■ DIRECTIONS
Transcribe, word for word, the stretch from "Key takeaways" through "tougher times ahead." in the text on Eurozone public finances below.

■ EXCERPTED PASSAGE
Key takeaways

The public finances of Eurozone countries began to improve in 2023 and fiscal consolidation will intensify in most Eurozone countries during 2024. Still, fiscal vulnerability – particularly for the most heavily-indebted countries – will rise over time, leading to a higher probability that public debt will not stabilise. The aim of the new fiscal rules is to ensure the longterm sustainability of public finances, but funding for the green transition could suffer.

It’s important to start reallocating resources to preserve priority spending now in preparation for tougher times ahead.

In an environment of weak growth, governments have less budgetary leeway. Indeed, for highly-indebted countries, the rise in effective interest rates paid on debt will increase debt-servicing costs and, all other things being equal, contribute to higher debt-to-GDP ratios. True, the public finances of Eurozone countries began to improve in 2023, with a recovery in tax revenues, helped by inflation, and the gradual removal of support measures. And fiscal consolidation will intensify in 2024. Based on a change in the cyclically-adjusted primary balance, the fiscal impulse is estimated to rise from -0.3% to -0.85% of GDP in 2024.

The growth-rate dynamic will not always remain so favourable

The difference between the interest rate and the GDP growth rate – known as (r - g) – is still negative in all countries, but is approaching zero. This simple measure sums up the severity of budget constraints. When (r - g) is equal to zero, the dynamics of the debt/GDP ratio are simple: if the government runs a primary deficit, the debt ratio rises / if it runs a surplus, the debt ratio falls.

Most Eurozone countries are currently running primary deficits. As they refinance their debt, the average interest rate on the debt (the effective rate) will reflect the higher long-term market rate. Budget constraints will inevitably tighten, with the r-g threatening to slip back into positive territory (because of weak growth, disinflation and higher bond yields).

Public finances are sustainable in Europe, however, fiscal vulnerability will increase over time, particularly for the most heavily-indebted countries. The probability that public debt will not stabilise is increasing. It is necessary to replenish resources for a rainy day now and to reallocate resources to preserve priority spending. This adjustment must be made very gradually to avoid overly pro-cyclical fiscal measures.

■ MATERIAL
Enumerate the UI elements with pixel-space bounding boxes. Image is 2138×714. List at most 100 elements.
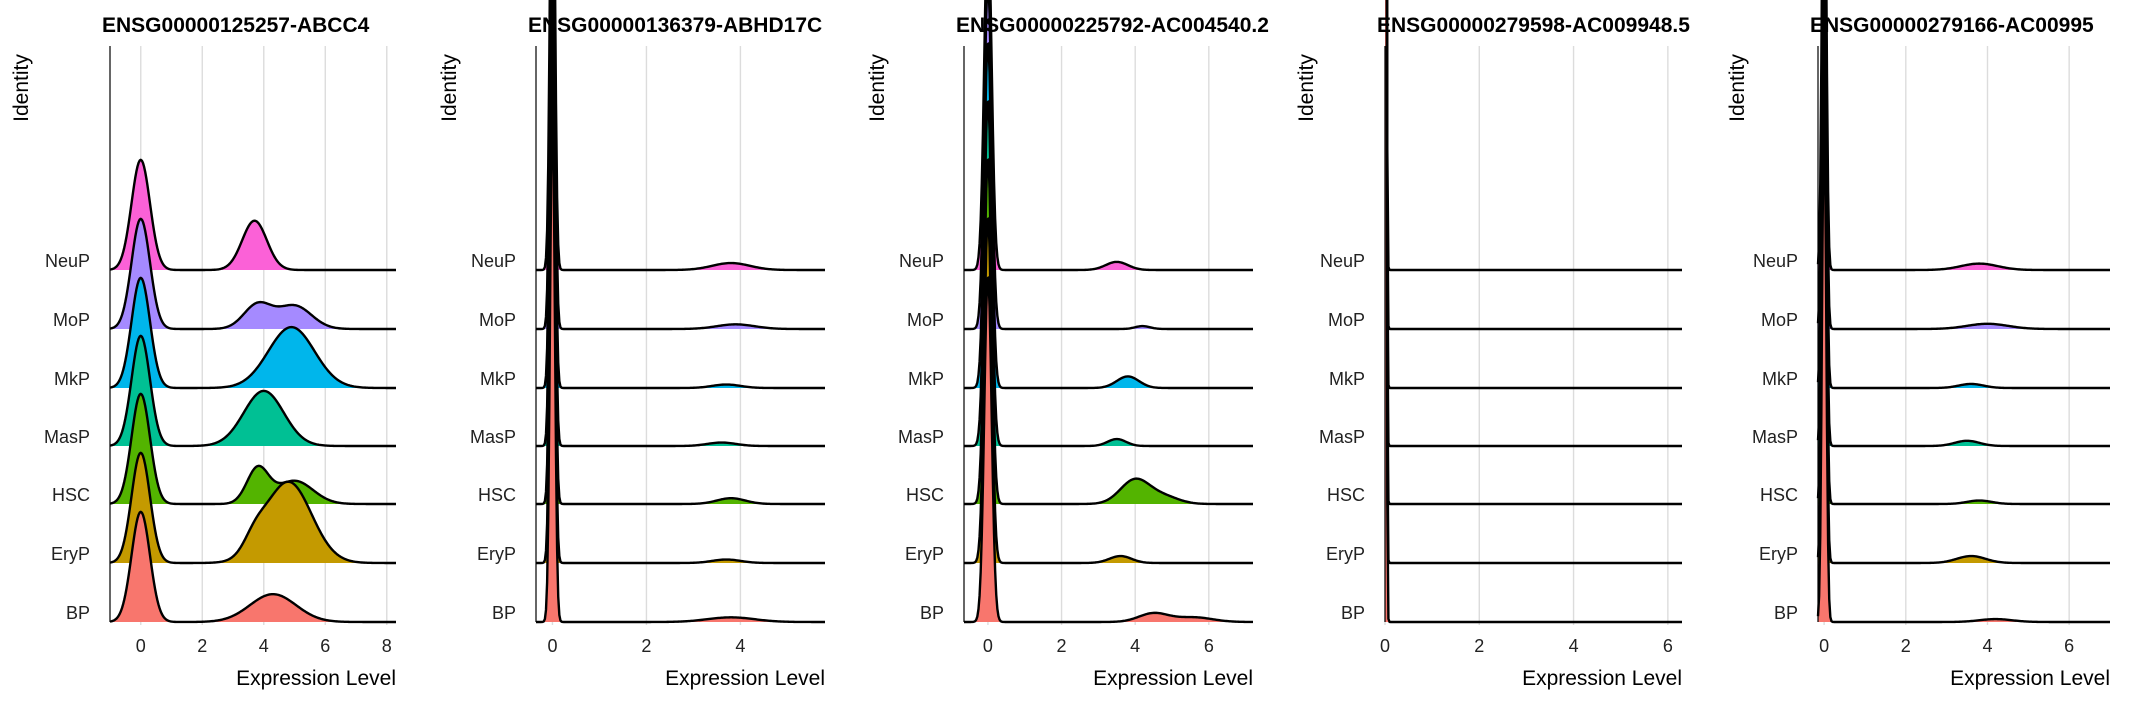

■ EXERCISE RESULT
Key takeaways

The public finances of Eurozone countries began to improve in 2023 and fiscal consolidation will intensify in most Eurozone countries during 2024. Still, fiscal vulnerability – particularly for the most heavily-indebted countries – will rise over time, leading to a higher probability that public debt will not stabilise. The aim of the new fiscal rules is to ensure the longterm sustainability of public finances, but funding for the green transition could suffer.

It’s important to start reallocating resources to preserve priority spending now in preparation for tougher times ahead.